WHAT THE TASK REQUIRES → Show every line below where "during" can be found.

•••

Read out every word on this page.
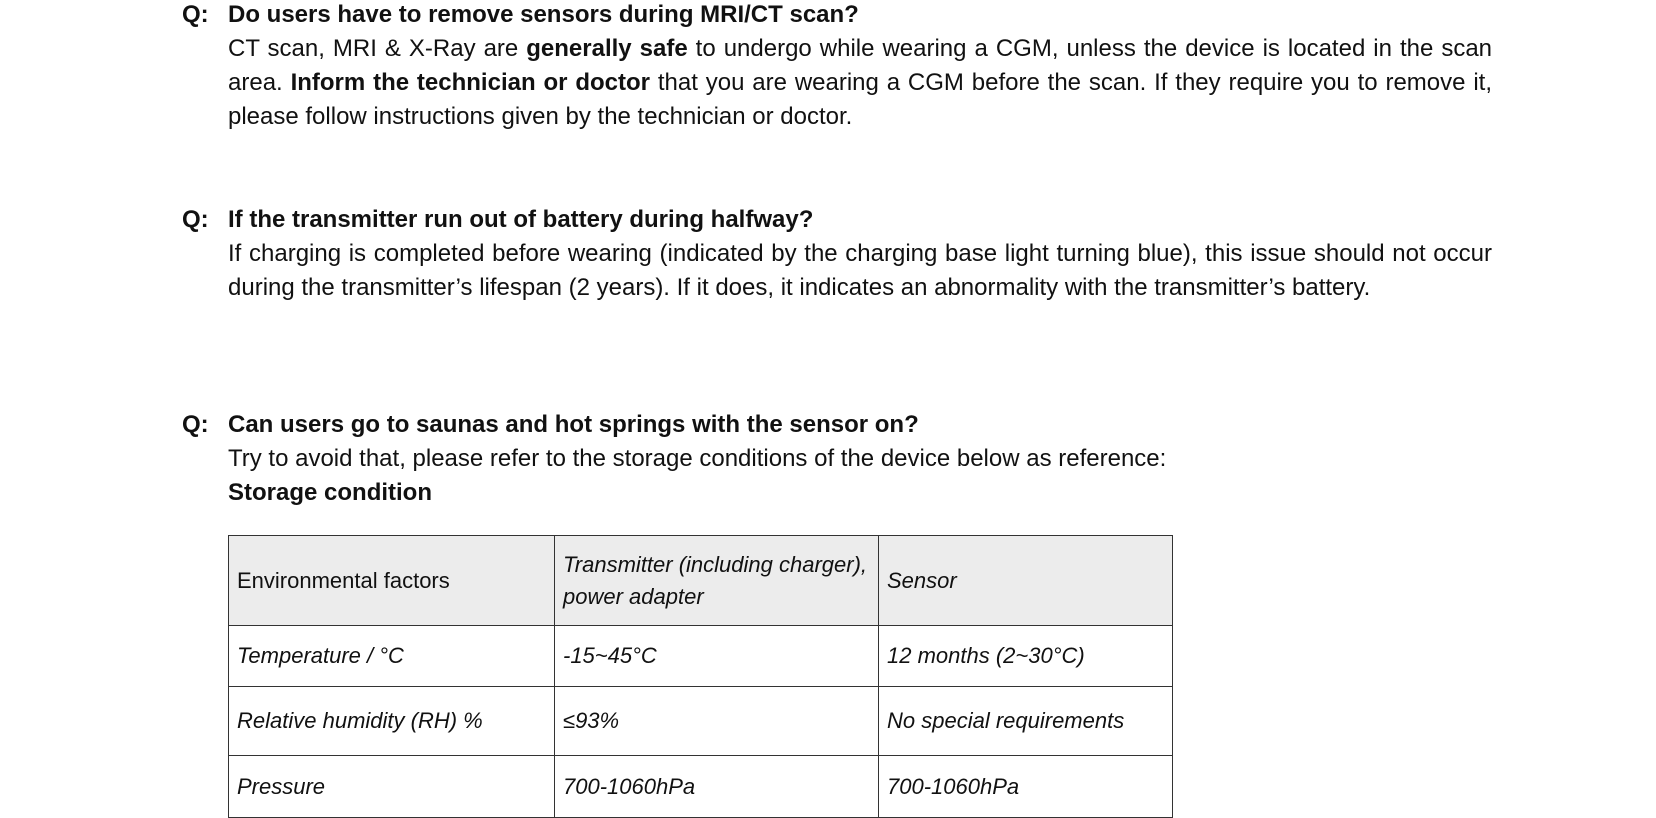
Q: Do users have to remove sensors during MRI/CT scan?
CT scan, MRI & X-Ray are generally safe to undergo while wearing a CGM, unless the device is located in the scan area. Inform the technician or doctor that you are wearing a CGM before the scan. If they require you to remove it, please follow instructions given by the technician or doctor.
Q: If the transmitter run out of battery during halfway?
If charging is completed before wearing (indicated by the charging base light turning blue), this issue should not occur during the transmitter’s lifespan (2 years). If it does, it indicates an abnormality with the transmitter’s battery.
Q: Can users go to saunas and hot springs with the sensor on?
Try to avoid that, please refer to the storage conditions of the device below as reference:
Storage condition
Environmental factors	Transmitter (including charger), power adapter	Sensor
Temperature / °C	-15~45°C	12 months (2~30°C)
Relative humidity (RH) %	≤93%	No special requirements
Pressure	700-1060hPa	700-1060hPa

•••

TASK ANSWER →
Q: Do users have to remove sensors during MRI/CT scan?
Q: If the transmitter run out of battery during halfway?
If charging is completed before wearing (indicated by the charging base light turning blue), this issue should not occur during the transmitter’s lifespan (2 years). If it does, it indicates an abnormality with the transmitter’s battery.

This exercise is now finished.